__EXERCISE DIRECTIONS__
Copy out all lines that carry the word "Program".
--- Start MATERIAL SHOWN ---
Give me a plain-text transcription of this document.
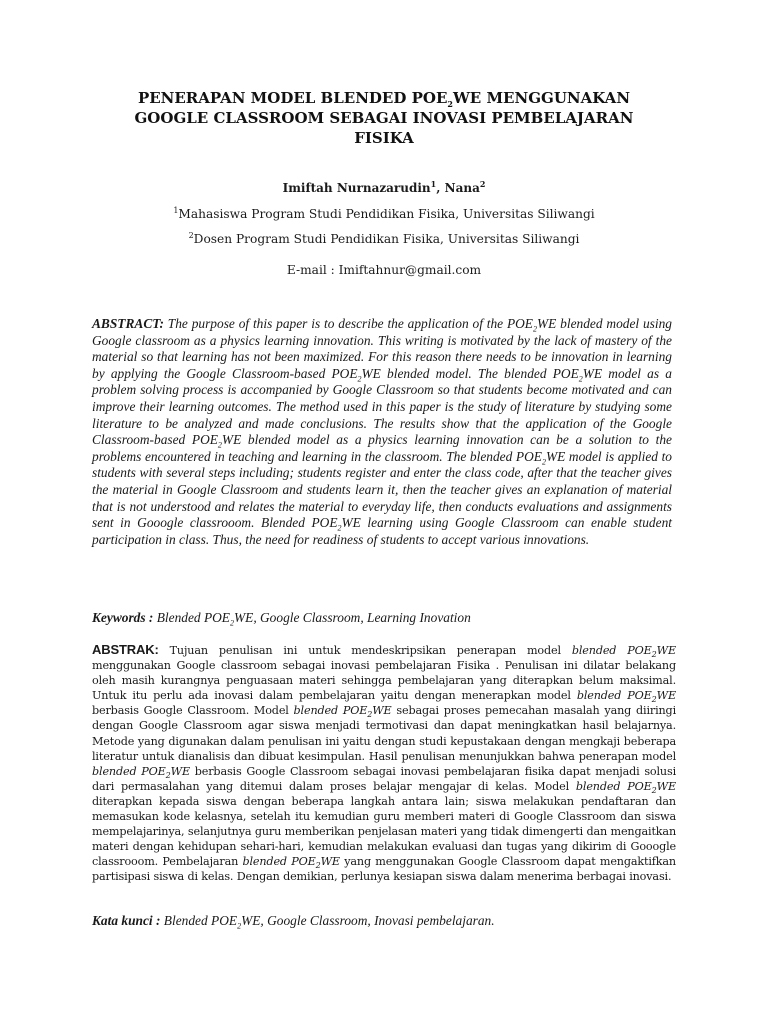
PENERAPAN MODEL BLENDED $POE_2WE$ MENGGUNAKAN
GOOGLE CLASSROOM SEBAGAI INOVASI PEMBELAJARAN
FISIKA
Imiftah Nurnazarudin$^1$, Nana$^2$
$^1$Mahasiswa Program Studi Pendidikan Fisika, Universitas Siliwangi
$^2$Dosen Program Studi Pendidikan Fisika, Universitas Siliwangi
E-mail : Imiftahnur@gmail.com
ABSTRACT: The purpose of this paper is to describe the application of the $POE_2WE$ blended model using Google classroom as a physics learning innovation. This writing is motivated by the lack of mastery of the material so that learning has not been maximized. For this reason there needs to be innovation in learning by applying the Google Classroom-based $POE_2WE$ blended model. The blended $POE_2WE$ model as a problem solving process is accompanied by Google Classroom so that students become motivated and can improve their learning outcomes. The method used in this paper is the study of literature by studying some literature to be analyzed and made conclusions. The results show that the application of the Google Classroom-based $POE_2WE$ blended model as a physics learning innovation can be a solution to the problems encountered in teaching and learning in the classroom. The blended $POE_2WE$ model is applied to students with several steps including; students register and enter the class code, after that the teacher gives the material in Google Classroom and students learn it, then the teacher gives an explanation of material that is not understood and relates the material to everyday life, then conducts evaluations and assignments sent in Gooogle classrooom. Blended $POE_2WE$ learning using Google Classroom can enable student participation in class. Thus, the need for readiness of students to accept various innovations.
Keywords : Blended $POE_2WE$, Google Classroom, Learning Inovation
ABSTRAK: Tujuan penulisan ini untuk mendeskripsikan penerapan model blended $POE_2WE$ menggunakan Google classroom sebagai inovasi pembelajaran Fisika . Penulisan ini dilatar belakang oleh masih kurangnya penguasaan materi sehingga pembelajaran yang diterapkan belum maksimal. Untuk itu perlu ada inovasi dalam pembelajaran yaitu dengan menerapkan model blended $POE_2WE$ berbasis Google Classroom. Model blended $POE_2WE$ sebagai proses pemecahan masalah yang diiringi dengan Google Classroom agar siswa menjadi termotivasi dan dapat meningkatkan hasil belajarnya. Metode yang digunakan dalam penulisan ini yaitu dengan studi kepustakaan dengan mengkaji beberapa literatur untuk dianalisis dan dibuat kesimpulan. Hasil penulisan menunjukkan bahwa penerapan model blended $POE_2WE$ berbasis Google Classroom sebagai inovasi pembelajaran fisika dapat menjadi solusi dari permasalahan yang ditemui dalam proses belajar mengajar di kelas. Model blended $POE_2WE$ diterapkan kepada siswa dengan beberapa langkah antara lain; siswa melakukan pendaftaran dan memasukan kode kelasnya, setelah itu kemudian guru memberi materi di Google Classroom dan siswa mempelajarinya, selanjutnya guru memberikan penjelasan materi yang tidak dimengerti dan mengaitkan materi dengan kehidupan sehari-hari, kemudian melakukan evaluasi dan tugas yang dikirim di Gooogle classrooom. Pembelajaran blended $POE_2WE$ yang menggunakan Google Classroom dapat mengaktifkan partisipasi siswa di kelas. Dengan demikian, perlunya kesiapan siswa dalam menerima berbagai inovasi.
Kata kunci : Blended $POE_2WE$, Google Classroom, Inovasi pembelajaran.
--- End MATERIAL SHOWN ---
__CORRECT ANSWER__
$^1$Mahasiswa Program Studi Pendidikan Fisika, Universitas Siliwangi
$^2$Dosen Program Studi Pendidikan Fisika, Universitas Siliwangi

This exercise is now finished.